* _Stated task_:
Collect all lines from the records below that include the word "GOES".

* _Materials provided_:
[start]
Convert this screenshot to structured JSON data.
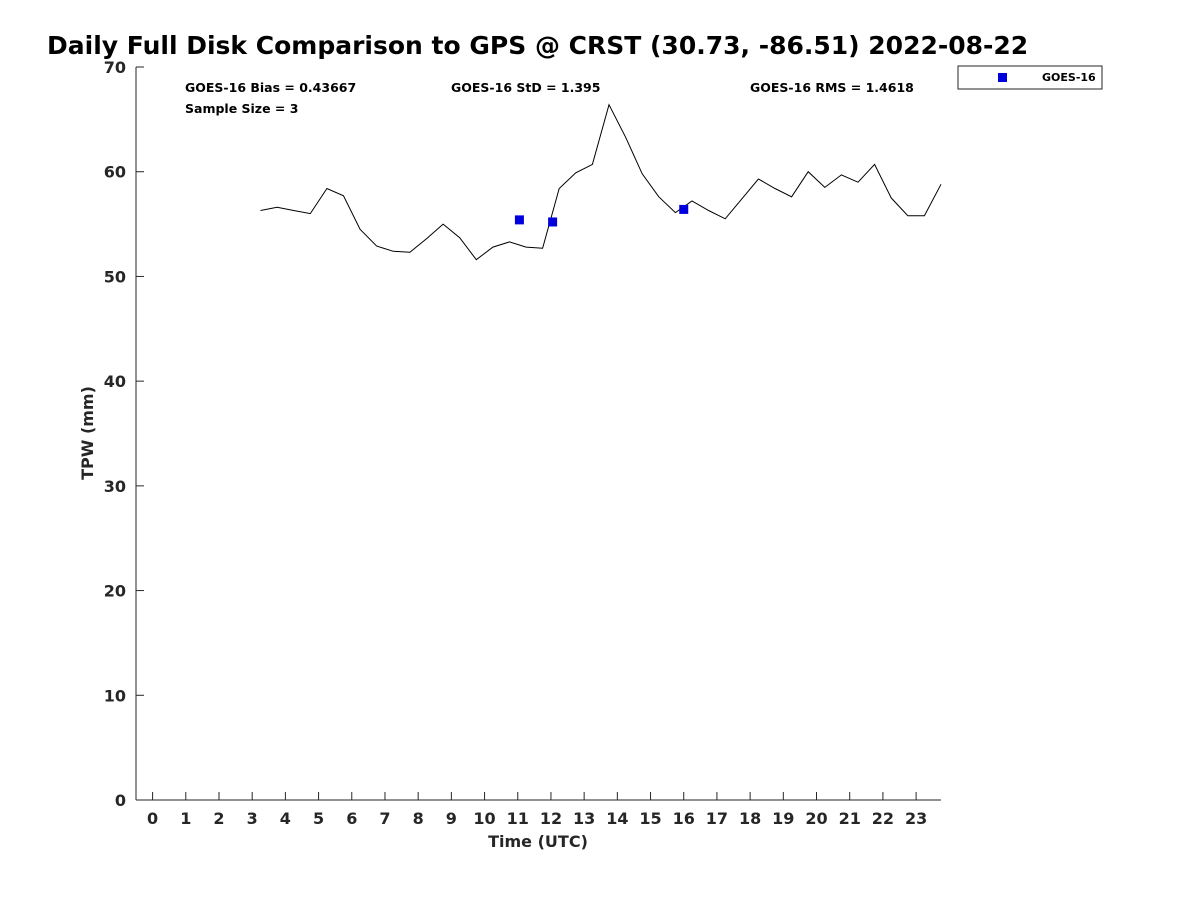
{
  "chart_data": {
    "type": "line",
    "title": "Daily Full Disk Comparison to GPS @ CRST (30.73, -86.51) 2022-08-22",
    "xlabel": "Time (UTC)",
    "ylabel": "TPW (mm)",
    "xlim": [
      -0.5,
      23.75
    ],
    "ylim": [
      0,
      70
    ],
    "xticks": [
      0,
      1,
      2,
      3,
      4,
      5,
      6,
      7,
      8,
      9,
      10,
      11,
      12,
      13,
      14,
      15,
      16,
      17,
      18,
      19,
      20,
      21,
      22,
      23
    ],
    "yticks": [
      0,
      10,
      20,
      30,
      40,
      50,
      60,
      70
    ],
    "grid": false,
    "legend": {
      "placement": "top-right",
      "entries": [
        "GOES-16"
      ]
    },
    "stats": {
      "bias": "GOES-16 Bias = 0.43667",
      "std": "GOES-16 StD = 1.395",
      "rms": "GOES-16 RMS = 1.4618",
      "sample": "Sample Size = 3"
    },
    "series": [
      {
        "kind": "line",
        "color": "#000000",
        "x": [
          3.25,
          3.75,
          4.25,
          4.75,
          5.25,
          5.75,
          6.25,
          6.75,
          7.25,
          7.75,
          8.25,
          8.75,
          9.25,
          9.75,
          10.25,
          10.75,
          11.25,
          11.75,
          12.25,
          12.75,
          13.25,
          13.75,
          14.25,
          14.75,
          15.25,
          15.75,
          16.25,
          16.75,
          17.25,
          17.75,
          18.25,
          18.75,
          19.25,
          19.75,
          20.25,
          20.75,
          21.25,
          21.75,
          22.25,
          22.75,
          23.25,
          23.75
        ],
        "y": [
          56.3,
          56.6,
          56.3,
          56.0,
          58.4,
          57.7,
          54.5,
          52.9,
          52.4,
          52.3,
          53.6,
          55.0,
          53.7,
          51.6,
          52.8,
          53.3,
          52.8,
          52.7,
          58.4,
          59.9,
          60.7,
          66.4,
          63.3,
          59.8,
          57.6,
          56.1,
          57.2,
          56.3,
          55.5,
          57.4,
          59.3,
          58.4,
          57.6,
          60.0,
          58.5,
          59.7,
          59.0,
          60.7,
          57.5,
          55.8,
          55.8,
          58.8
        ]
      },
      {
        "kind": "scatter",
        "name": "GOES-16",
        "color": "#0000dd",
        "x": [
          11.05,
          12.05,
          16.0
        ],
        "y": [
          55.4,
          55.2,
          56.4
        ]
      }
    ]
  }
}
[end]
* _Solution for this task_:
        "GOES-16"
      "bias": "GOES-16 Bias = 0.43667",
      "std": "GOES-16 StD = 1.395",
      "rms": "GOES-16 RMS = 1.4618",
        "name": "GOES-16",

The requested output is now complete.